Task goal = Rewrite every line of the records below, changing each "message-line" to "text-line" and leaving everything else as it is. Omit the pictures.

─── Information given

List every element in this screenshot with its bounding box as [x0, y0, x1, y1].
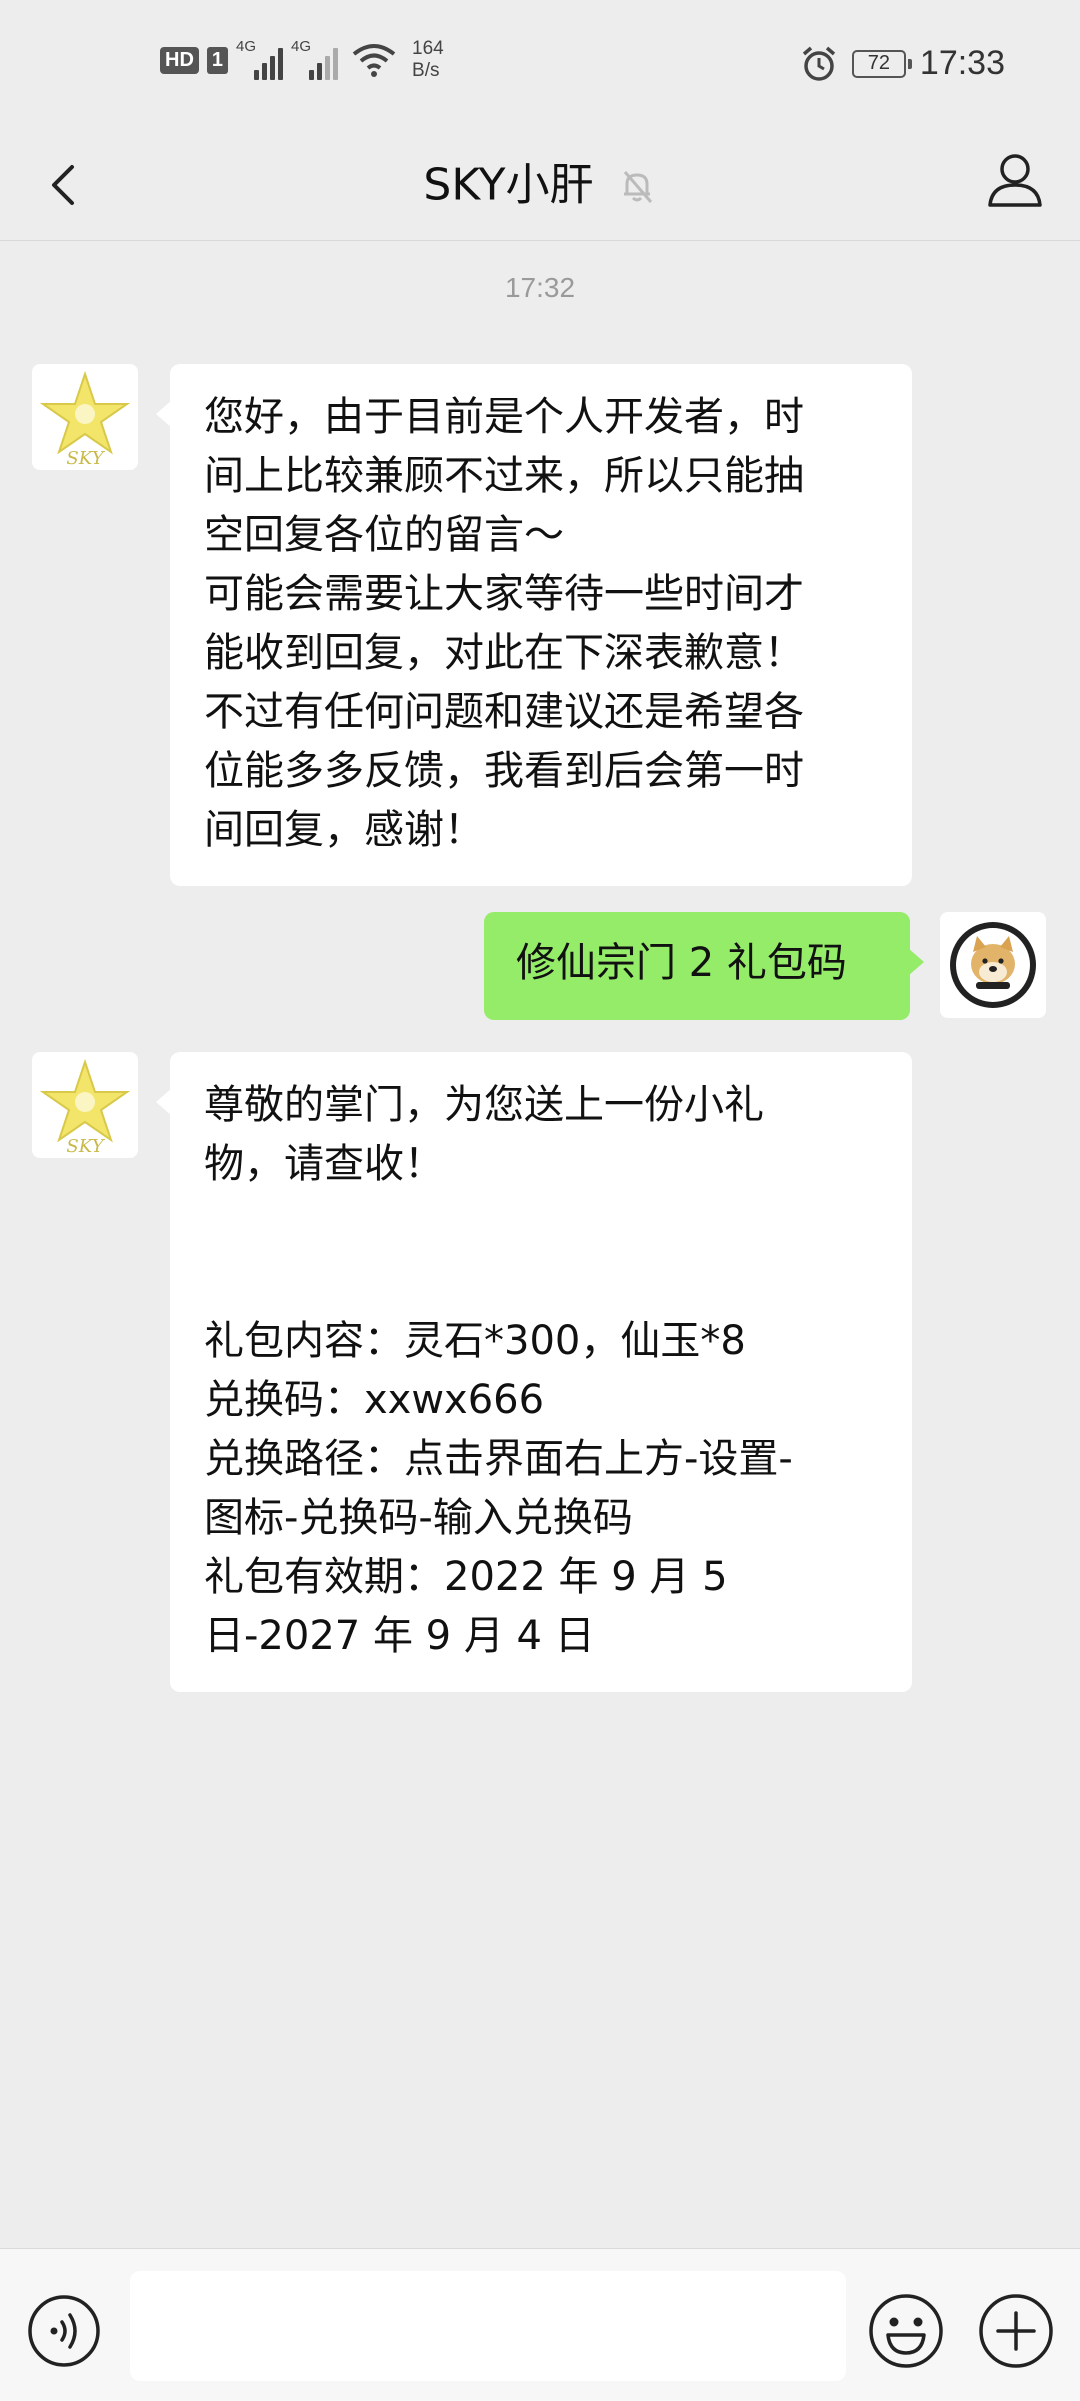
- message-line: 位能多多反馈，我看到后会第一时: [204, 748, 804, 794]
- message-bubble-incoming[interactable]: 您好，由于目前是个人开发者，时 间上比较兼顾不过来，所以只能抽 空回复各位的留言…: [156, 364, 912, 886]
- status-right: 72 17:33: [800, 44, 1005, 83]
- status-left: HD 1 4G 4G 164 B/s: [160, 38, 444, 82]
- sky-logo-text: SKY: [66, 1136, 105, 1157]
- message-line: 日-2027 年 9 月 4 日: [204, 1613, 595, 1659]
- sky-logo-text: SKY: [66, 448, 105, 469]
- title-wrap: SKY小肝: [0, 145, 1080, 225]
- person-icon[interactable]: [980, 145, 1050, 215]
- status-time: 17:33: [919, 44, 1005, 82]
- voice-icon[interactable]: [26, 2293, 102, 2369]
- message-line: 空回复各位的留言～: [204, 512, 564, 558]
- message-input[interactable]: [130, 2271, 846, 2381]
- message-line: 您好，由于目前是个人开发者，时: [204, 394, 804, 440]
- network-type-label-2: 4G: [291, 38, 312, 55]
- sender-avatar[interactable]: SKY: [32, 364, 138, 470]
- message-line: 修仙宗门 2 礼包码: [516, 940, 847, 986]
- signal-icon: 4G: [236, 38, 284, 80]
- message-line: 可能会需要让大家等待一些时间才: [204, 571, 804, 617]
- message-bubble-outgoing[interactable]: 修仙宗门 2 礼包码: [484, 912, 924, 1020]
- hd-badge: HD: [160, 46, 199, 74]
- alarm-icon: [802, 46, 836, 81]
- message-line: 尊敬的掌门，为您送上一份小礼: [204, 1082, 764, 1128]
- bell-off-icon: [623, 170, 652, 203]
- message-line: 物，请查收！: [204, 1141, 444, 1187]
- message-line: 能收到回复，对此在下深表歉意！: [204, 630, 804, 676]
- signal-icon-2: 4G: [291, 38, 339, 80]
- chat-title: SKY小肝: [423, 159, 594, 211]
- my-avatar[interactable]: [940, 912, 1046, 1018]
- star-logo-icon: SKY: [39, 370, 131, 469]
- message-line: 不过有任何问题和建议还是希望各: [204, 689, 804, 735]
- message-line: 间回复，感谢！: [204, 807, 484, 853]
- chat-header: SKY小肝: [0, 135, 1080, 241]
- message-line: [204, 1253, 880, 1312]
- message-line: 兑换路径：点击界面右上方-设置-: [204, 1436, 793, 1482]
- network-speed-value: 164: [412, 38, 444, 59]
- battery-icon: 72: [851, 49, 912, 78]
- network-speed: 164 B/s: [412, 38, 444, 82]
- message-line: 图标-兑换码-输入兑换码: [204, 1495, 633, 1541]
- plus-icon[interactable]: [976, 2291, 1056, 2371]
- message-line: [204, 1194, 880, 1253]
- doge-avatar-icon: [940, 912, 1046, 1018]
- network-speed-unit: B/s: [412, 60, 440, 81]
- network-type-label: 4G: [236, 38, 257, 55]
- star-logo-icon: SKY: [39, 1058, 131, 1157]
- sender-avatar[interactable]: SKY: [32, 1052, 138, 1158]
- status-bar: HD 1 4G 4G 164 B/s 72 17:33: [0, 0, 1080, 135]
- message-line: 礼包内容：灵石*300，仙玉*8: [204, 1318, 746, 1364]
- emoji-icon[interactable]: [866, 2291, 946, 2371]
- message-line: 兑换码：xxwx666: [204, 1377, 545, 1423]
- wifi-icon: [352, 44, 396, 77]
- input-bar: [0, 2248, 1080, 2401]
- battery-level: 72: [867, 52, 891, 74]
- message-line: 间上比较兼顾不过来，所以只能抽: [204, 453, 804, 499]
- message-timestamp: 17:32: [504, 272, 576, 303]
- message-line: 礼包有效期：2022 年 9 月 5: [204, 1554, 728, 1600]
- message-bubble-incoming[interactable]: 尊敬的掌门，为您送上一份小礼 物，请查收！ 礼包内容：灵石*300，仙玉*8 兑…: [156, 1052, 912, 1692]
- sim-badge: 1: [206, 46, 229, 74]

──────

Completed exercise =
List every element in this screenshot with its bounding box as [x0, y0, x1, y1].
- text-line: 位能多多反馈，我看到后会第一时: [204, 748, 804, 794]
- message-bubble-incoming[interactable]: 您好，由于目前是个人开发者，时 间上比较兼顾不过来，所以只能抽 空回复各位的留言…: [156, 364, 912, 886]
- status-right: 72 17:33: [800, 44, 1005, 83]
- status-left: HD 1 4G 4G 164 B/s: [160, 38, 444, 82]
- sky-logo-text: SKY: [66, 1136, 105, 1157]
- text-line: 日-2027 年 9 月 4 日: [204, 1613, 595, 1659]
- sky-logo-text: SKY: [66, 448, 105, 469]
- title-wrap: SKY小肝: [0, 145, 1080, 225]
- person-icon[interactable]: [980, 145, 1050, 215]
- status-time: 17:33: [919, 44, 1005, 82]
- voice-icon[interactable]: [26, 2293, 102, 2369]
- text-line: 空回复各位的留言～: [204, 512, 564, 558]
- message-input[interactable]: [130, 2271, 846, 2381]
- text-line: 您好，由于目前是个人开发者，时: [204, 394, 804, 440]
- network-type-label-2: 4G: [291, 38, 312, 55]
- sender-avatar[interactable]: SKY: [32, 364, 138, 470]
- text-line: 修仙宗门 2 礼包码: [516, 940, 847, 986]
- signal-icon: 4G: [236, 38, 284, 80]
- text-line: 可能会需要让大家等待一些时间才: [204, 571, 804, 617]
- message-bubble-outgoing[interactable]: 修仙宗门 2 礼包码: [484, 912, 924, 1020]
- hd-badge: HD: [160, 46, 199, 74]
- alarm-icon: [802, 46, 836, 81]
- text-line: 尊敬的掌门，为您送上一份小礼: [204, 1082, 764, 1128]
- bell-off-icon: [623, 170, 652, 203]
- text-line: 物，请查收！: [204, 1141, 444, 1187]
- text-line: 能收到回复，对此在下深表歉意！: [204, 630, 804, 676]
- signal-icon-2: 4G: [291, 38, 339, 80]
- chat-title: SKY小肝: [423, 159, 594, 211]
- my-avatar[interactable]: [940, 912, 1046, 1018]
- star-logo-icon: SKY: [39, 370, 131, 469]
- text-line: 不过有任何问题和建议还是希望各: [204, 689, 804, 735]
- text-line: 间回复，感谢！: [204, 807, 484, 853]
- chat-header: SKY小肝: [0, 135, 1080, 241]
- text-line: [204, 1253, 880, 1312]
- text-line: 兑换路径：点击界面右上方-设置-: [204, 1436, 793, 1482]
- network-speed-value: 164: [412, 38, 444, 59]
- battery-icon: 72: [851, 49, 912, 78]
- network-speed: 164 B/s: [412, 38, 444, 82]
- text-line: 图标-兑换码-输入兑换码: [204, 1495, 633, 1541]
- plus-icon[interactable]: [976, 2291, 1056, 2371]
- text-line: [204, 1194, 880, 1253]
- doge-avatar-icon: [940, 912, 1046, 1018]
- network-speed-unit: B/s: [412, 60, 440, 81]
- network-type-label: 4G: [236, 38, 257, 55]
- star-logo-icon: SKY: [39, 1058, 131, 1157]
- sender-avatar[interactable]: SKY: [32, 1052, 138, 1158]
- status-bar: HD 1 4G 4G 164 B/s 72 17:33: [0, 0, 1080, 135]
- text-line: 礼包内容：灵石*300，仙玉*8: [204, 1318, 746, 1364]
- emoji-icon[interactable]: [866, 2291, 946, 2371]
- text-line: 兑换码：xxwx666: [204, 1377, 545, 1423]
- wifi-icon: [352, 44, 396, 77]
- input-bar: [0, 2248, 1080, 2401]
- battery-level: 72: [867, 52, 891, 74]
- text-line: 间上比较兼顾不过来，所以只能抽: [204, 453, 804, 499]
- message-timestamp: 17:32: [504, 272, 576, 303]
- text-line: 礼包有效期：2022 年 9 月 5: [204, 1554, 728, 1600]
- message-bubble-incoming[interactable]: 尊敬的掌门，为您送上一份小礼 物，请查收！ 礼包内容：灵石*300，仙玉*8 兑…: [156, 1052, 912, 1692]
- sim-badge: 1: [206, 46, 229, 74]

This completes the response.